--- start of Supplied information ---

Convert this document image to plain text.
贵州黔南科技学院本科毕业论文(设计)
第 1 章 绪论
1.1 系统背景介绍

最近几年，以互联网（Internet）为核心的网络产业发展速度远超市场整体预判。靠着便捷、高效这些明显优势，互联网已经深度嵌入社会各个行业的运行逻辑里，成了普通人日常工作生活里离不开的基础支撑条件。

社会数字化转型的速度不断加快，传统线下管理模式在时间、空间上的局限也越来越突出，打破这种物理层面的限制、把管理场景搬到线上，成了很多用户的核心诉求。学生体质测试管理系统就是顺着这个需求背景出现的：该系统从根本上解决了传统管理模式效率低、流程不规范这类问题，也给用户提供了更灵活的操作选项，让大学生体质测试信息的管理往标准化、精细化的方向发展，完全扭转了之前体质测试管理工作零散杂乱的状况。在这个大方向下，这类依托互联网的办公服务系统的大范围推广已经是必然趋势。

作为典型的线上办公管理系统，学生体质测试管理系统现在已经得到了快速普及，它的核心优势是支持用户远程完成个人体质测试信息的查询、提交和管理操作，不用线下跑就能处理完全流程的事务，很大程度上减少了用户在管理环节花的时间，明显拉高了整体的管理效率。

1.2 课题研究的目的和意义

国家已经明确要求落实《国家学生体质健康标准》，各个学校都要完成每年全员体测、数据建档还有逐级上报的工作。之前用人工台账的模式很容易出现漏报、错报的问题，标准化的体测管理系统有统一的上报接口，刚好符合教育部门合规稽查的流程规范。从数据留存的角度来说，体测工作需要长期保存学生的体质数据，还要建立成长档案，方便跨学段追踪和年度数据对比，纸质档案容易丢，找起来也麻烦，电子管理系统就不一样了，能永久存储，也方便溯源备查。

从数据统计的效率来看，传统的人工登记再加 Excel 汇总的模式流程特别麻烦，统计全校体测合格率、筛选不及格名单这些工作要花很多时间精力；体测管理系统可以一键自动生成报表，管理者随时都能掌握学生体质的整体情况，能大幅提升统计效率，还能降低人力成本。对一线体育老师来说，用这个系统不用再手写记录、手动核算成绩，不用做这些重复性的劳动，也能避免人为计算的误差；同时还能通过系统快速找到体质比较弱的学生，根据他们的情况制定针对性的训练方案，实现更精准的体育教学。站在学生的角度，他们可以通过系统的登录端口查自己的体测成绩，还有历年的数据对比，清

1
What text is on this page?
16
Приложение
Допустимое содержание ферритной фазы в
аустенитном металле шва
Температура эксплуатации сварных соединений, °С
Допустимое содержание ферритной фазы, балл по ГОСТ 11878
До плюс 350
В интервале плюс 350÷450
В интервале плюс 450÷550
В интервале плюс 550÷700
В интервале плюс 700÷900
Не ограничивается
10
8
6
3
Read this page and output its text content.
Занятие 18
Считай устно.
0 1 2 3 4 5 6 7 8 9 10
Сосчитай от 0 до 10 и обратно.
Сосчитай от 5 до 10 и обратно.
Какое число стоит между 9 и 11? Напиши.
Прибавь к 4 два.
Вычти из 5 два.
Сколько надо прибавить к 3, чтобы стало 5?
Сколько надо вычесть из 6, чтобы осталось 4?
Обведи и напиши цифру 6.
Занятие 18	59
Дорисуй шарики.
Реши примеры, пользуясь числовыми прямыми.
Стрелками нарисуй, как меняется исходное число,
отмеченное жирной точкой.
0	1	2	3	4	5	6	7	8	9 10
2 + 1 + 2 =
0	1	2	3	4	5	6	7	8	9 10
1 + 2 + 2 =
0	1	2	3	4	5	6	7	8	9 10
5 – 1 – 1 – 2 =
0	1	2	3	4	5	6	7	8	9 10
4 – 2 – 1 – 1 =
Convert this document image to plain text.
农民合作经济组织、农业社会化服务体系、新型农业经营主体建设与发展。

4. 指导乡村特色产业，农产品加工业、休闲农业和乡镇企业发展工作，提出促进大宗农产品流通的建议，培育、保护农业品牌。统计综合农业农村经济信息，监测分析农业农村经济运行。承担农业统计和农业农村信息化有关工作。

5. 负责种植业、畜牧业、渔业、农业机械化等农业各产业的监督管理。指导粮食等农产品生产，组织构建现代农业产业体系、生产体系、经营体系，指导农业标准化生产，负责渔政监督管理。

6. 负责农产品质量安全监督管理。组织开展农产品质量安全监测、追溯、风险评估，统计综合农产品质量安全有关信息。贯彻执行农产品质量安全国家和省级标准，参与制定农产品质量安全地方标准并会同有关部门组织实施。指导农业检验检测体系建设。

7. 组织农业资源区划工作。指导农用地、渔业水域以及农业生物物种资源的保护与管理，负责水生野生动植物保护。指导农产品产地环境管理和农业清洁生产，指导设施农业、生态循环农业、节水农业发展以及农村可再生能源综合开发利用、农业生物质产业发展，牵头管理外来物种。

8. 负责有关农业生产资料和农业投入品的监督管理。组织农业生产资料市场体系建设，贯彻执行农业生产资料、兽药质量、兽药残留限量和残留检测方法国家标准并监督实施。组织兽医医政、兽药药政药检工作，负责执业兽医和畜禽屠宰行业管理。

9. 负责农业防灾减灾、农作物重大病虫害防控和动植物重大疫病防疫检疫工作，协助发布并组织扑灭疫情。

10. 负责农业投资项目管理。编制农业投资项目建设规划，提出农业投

--- end of Supplied information ---

→ **Exercise details**: Where a line in the material contains "Сколько", copy that line.

→ **Exercise response**:
Сколько надо прибавить к 3, чтобы стало 5?
Сколько надо вычесть из 6, чтобы осталось 4?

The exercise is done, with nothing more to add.